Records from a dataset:
[start]
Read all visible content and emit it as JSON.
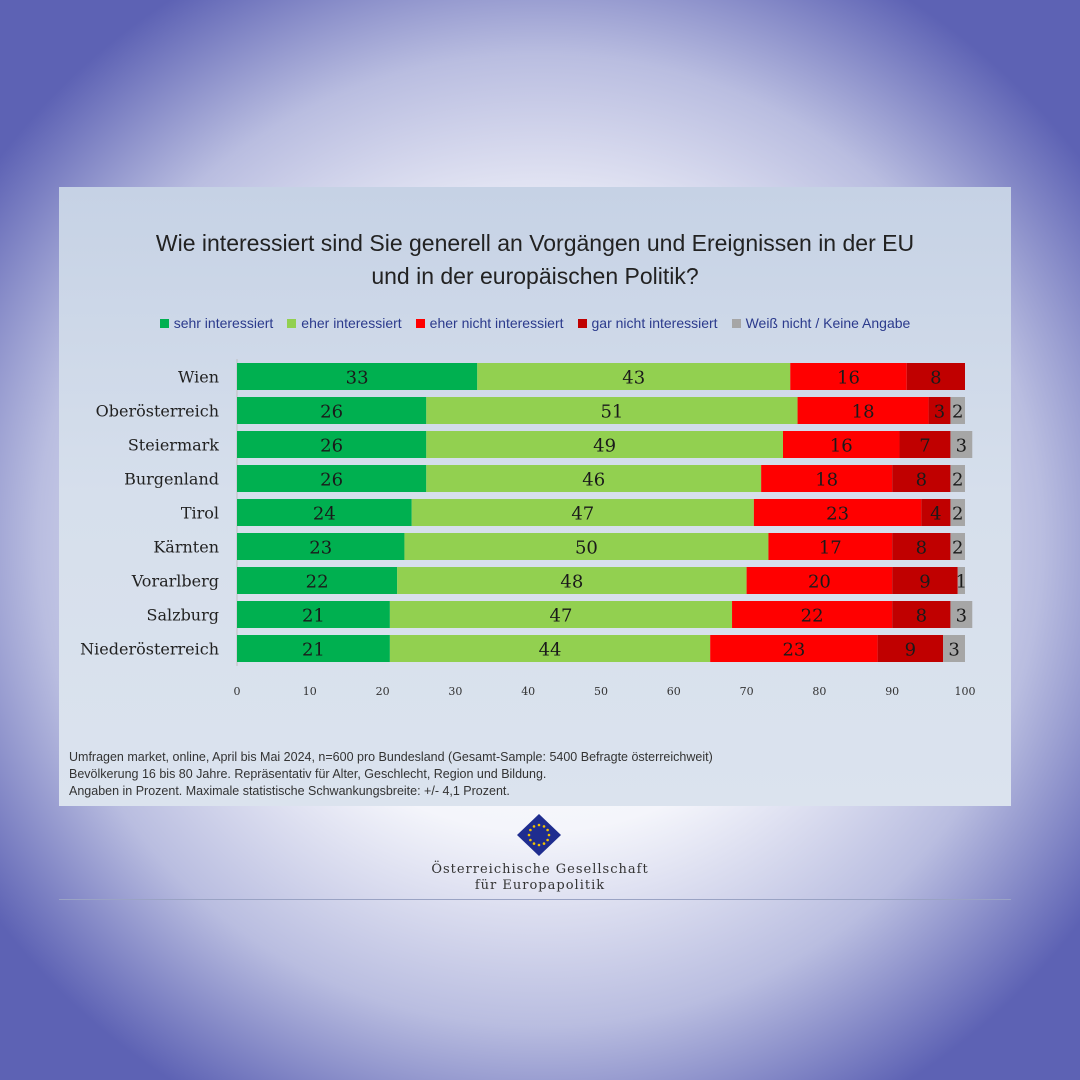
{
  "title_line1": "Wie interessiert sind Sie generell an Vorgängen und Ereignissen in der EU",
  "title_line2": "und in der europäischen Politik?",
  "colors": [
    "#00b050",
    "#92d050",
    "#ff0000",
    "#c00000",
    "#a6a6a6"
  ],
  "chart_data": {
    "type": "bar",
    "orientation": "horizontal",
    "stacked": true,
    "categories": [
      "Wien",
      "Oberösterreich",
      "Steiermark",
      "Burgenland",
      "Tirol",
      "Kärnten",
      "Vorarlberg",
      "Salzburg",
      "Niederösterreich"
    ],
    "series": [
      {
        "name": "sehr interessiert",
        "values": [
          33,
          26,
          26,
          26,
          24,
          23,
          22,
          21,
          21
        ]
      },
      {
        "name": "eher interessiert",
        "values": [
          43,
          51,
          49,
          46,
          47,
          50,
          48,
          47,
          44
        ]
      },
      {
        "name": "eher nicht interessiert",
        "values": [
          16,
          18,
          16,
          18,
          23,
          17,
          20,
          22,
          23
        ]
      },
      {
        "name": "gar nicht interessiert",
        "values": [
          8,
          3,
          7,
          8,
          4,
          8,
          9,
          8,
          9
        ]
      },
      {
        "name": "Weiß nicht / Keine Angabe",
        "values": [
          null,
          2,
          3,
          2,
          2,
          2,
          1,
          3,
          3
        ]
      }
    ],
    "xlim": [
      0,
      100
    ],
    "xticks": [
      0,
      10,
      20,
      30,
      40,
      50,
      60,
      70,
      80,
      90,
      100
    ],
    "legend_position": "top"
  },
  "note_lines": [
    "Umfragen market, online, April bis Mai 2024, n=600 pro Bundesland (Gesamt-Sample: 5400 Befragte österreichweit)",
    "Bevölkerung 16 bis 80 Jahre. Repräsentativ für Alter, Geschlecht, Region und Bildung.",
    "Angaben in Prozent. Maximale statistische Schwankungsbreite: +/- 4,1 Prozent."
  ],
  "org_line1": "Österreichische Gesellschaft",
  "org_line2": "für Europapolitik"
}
[end]
Reproduce all of the data exactly; the pictures do not belong in the copy.

» **Task result**
Read all visible content and emit it as JSON.
{
  "title_line1": "Wie interessiert sind Sie generell an Vorgängen und Ereignissen in der EU",
  "title_line2": "und in der europäischen Politik?",
  "colors": [
    "#00b050",
    "#92d050",
    "#ff0000",
    "#c00000",
    "#a6a6a6"
  ],
  "chart_data": {
    "type": "bar",
    "orientation": "horizontal",
    "stacked": true,
    "categories": [
      "Wien",
      "Oberösterreich",
      "Steiermark",
      "Burgenland",
      "Tirol",
      "Kärnten",
      "Vorarlberg",
      "Salzburg",
      "Niederösterreich"
    ],
    "series": [
      {
        "name": "sehr interessiert",
        "values": [
          33,
          26,
          26,
          26,
          24,
          23,
          22,
          21,
          21
        ]
      },
      {
        "name": "eher interessiert",
        "values": [
          43,
          51,
          49,
          46,
          47,
          50,
          48,
          47,
          44
        ]
      },
      {
        "name": "eher nicht interessiert",
        "values": [
          16,
          18,
          16,
          18,
          23,
          17,
          20,
          22,
          23
        ]
      },
      {
        "name": "gar nicht interessiert",
        "values": [
          8,
          3,
          7,
          8,
          4,
          8,
          9,
          8,
          9
        ]
      },
      {
        "name": "Weiß nicht / Keine Angabe",
        "values": [
          null,
          2,
          3,
          2,
          2,
          2,
          1,
          3,
          3
        ]
      }
    ],
    "xlim": [
      0,
      100
    ],
    "xticks": [
      0,
      10,
      20,
      30,
      40,
      50,
      60,
      70,
      80,
      90,
      100
    ],
    "legend_position": "top"
  },
  "note_lines": [
    "Umfragen market, online, April bis Mai 2024, n=600 pro Bundesland (Gesamt-Sample: 5400 Befragte österreichweit)",
    "Bevölkerung 16 bis 80 Jahre. Repräsentativ für Alter, Geschlecht, Region und Bildung.",
    "Angaben in Prozent. Maximale statistische Schwankungsbreite: +/- 4,1 Prozent."
  ],
  "org_line1": "Österreichische Gesellschaft",
  "org_line2": "für Europapolitik"
}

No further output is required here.